■ GIVEN EXERCISE
In the entries below, find the lines with the word "Administrator" and copy them.

Records excerpted from a collection
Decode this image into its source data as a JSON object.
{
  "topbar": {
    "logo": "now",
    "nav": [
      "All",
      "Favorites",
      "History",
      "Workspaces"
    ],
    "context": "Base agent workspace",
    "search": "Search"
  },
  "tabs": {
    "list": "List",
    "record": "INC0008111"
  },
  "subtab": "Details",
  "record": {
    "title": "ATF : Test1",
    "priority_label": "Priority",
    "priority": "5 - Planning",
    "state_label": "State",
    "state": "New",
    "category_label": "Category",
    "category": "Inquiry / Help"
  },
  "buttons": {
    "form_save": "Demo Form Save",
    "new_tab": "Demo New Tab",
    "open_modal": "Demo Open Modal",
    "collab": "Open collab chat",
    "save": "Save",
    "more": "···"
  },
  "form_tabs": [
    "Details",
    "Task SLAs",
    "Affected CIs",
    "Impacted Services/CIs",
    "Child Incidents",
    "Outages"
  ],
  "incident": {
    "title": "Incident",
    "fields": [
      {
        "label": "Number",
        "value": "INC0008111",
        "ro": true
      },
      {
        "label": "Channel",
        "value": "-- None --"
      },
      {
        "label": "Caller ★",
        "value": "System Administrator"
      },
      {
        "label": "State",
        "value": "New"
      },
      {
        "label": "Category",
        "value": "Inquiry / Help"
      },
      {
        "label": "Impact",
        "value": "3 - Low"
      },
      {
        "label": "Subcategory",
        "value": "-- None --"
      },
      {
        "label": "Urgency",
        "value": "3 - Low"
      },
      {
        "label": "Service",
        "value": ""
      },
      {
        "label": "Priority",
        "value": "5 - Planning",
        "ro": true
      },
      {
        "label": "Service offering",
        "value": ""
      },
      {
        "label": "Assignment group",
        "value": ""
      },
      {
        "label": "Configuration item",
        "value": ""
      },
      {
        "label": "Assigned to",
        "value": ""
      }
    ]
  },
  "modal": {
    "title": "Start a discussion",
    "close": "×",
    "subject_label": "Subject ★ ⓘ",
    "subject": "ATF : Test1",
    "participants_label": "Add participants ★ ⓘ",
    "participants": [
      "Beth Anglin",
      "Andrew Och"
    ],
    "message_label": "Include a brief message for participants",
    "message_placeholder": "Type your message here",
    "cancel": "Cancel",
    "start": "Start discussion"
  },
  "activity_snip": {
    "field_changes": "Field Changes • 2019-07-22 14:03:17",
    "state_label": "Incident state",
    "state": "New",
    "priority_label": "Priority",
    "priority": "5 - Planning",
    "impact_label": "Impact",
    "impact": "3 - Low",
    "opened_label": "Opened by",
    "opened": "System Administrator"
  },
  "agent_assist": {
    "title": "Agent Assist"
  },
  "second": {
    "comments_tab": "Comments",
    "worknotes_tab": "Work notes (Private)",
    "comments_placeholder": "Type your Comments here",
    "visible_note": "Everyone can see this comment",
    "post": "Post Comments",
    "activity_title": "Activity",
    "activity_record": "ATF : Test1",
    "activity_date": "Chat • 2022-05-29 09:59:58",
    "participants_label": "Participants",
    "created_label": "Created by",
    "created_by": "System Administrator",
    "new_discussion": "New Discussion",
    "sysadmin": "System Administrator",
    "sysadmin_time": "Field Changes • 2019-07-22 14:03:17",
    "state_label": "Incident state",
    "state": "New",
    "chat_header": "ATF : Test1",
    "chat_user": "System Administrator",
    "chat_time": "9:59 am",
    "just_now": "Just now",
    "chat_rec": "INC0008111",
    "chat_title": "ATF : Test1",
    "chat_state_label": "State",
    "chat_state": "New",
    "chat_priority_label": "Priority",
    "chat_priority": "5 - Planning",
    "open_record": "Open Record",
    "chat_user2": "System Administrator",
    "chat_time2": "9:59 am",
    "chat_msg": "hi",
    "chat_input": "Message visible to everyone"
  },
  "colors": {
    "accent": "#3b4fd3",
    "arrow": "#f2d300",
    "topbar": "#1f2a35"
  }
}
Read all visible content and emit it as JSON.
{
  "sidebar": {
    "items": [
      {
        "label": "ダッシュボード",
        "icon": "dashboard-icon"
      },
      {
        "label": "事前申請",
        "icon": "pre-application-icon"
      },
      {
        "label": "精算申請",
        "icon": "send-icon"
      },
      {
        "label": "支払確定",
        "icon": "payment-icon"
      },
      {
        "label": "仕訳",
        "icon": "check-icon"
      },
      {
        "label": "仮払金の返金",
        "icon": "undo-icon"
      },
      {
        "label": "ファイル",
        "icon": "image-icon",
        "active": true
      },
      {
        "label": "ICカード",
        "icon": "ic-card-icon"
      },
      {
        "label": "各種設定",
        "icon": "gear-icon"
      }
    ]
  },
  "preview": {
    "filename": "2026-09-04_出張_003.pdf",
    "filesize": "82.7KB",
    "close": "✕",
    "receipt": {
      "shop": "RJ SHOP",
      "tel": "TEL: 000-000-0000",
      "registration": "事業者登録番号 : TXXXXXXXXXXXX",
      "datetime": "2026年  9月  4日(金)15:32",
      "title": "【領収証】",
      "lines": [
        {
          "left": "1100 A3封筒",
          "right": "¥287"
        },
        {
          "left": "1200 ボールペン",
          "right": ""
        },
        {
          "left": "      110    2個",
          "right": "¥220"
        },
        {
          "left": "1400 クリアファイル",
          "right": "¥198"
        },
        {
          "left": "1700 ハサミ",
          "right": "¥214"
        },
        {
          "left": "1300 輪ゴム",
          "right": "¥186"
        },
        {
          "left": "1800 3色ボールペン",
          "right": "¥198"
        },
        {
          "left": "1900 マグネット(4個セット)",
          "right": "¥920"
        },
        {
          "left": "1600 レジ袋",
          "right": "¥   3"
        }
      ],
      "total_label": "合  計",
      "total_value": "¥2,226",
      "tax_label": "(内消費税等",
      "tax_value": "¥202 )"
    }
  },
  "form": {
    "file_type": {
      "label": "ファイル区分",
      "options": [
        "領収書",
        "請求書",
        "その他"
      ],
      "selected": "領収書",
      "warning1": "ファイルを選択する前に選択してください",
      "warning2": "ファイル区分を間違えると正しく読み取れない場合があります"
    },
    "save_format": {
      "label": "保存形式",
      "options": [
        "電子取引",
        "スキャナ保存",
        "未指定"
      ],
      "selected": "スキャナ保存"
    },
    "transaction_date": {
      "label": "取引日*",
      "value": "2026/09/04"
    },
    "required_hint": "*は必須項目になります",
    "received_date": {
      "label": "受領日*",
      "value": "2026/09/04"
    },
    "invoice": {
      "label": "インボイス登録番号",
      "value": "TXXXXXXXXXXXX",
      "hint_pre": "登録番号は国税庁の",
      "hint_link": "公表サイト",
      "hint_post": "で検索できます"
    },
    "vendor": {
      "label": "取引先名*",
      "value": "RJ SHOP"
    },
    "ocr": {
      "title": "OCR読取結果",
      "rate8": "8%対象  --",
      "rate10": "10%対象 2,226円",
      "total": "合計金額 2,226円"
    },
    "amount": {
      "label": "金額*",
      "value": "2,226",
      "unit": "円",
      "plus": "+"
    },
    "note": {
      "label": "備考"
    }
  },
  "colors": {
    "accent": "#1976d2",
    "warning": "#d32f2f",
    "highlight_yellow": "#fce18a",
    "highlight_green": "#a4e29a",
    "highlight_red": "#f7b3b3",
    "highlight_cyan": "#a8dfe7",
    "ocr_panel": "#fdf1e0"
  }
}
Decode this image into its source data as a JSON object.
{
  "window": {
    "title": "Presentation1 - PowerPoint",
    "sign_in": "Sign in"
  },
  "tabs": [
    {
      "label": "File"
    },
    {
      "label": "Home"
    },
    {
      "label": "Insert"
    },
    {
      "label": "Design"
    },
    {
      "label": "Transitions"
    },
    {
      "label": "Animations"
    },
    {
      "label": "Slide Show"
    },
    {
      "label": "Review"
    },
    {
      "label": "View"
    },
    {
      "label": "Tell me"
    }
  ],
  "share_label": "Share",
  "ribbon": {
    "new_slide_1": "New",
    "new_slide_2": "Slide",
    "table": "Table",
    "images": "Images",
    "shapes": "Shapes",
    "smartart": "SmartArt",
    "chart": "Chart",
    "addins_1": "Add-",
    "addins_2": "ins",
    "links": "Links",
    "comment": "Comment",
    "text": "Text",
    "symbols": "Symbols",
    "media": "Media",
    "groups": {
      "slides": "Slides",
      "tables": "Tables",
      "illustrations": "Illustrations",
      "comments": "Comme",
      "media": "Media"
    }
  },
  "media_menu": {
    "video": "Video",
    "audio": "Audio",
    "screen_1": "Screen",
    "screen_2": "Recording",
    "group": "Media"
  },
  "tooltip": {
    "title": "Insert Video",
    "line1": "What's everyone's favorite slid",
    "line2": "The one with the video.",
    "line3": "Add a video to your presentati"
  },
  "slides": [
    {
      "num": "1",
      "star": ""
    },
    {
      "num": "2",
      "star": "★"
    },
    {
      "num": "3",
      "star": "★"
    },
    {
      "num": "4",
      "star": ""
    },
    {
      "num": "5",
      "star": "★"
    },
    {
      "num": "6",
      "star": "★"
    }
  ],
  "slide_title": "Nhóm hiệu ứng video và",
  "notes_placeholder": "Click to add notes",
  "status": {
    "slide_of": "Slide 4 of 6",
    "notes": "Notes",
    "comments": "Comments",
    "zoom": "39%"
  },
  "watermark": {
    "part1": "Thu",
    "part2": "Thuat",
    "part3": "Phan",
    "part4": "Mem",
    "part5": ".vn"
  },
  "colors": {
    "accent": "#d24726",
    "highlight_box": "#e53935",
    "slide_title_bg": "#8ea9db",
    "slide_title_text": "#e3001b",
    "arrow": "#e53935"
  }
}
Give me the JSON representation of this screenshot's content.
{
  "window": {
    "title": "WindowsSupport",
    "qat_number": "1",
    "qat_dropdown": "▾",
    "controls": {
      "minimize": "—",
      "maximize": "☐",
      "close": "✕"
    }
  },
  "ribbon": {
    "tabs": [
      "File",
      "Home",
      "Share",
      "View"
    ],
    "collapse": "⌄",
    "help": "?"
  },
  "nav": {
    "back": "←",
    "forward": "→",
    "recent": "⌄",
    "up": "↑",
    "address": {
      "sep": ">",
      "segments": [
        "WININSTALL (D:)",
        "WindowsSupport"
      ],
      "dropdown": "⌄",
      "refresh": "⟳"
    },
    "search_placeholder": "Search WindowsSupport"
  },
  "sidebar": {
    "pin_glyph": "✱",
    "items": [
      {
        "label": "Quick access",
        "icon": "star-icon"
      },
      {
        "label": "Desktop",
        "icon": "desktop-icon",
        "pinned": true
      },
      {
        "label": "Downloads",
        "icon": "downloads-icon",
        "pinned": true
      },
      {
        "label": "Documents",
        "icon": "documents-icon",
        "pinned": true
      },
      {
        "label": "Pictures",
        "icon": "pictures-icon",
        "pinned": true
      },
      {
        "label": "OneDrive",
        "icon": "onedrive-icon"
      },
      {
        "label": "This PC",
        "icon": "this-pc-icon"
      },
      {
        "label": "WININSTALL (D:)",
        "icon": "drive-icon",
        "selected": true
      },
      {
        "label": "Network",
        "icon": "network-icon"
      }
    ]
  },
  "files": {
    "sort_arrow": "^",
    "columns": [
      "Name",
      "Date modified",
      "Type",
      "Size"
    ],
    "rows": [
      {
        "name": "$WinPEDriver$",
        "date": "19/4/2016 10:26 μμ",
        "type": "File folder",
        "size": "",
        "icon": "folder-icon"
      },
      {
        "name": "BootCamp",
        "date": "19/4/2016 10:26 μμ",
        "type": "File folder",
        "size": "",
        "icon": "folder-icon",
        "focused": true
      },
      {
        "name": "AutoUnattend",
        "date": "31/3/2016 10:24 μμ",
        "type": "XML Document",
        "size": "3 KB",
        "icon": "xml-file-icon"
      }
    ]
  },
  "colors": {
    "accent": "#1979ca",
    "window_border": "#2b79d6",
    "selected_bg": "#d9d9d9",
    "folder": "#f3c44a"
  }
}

■ RESULT
        "value": "System Administrator"
    "opened": "System Administrator"
    "created_by": "System Administrator",
    "sysadmin": "System Administrator",
    "chat_user": "System Administrator",
    "chat_user2": "System Administrator",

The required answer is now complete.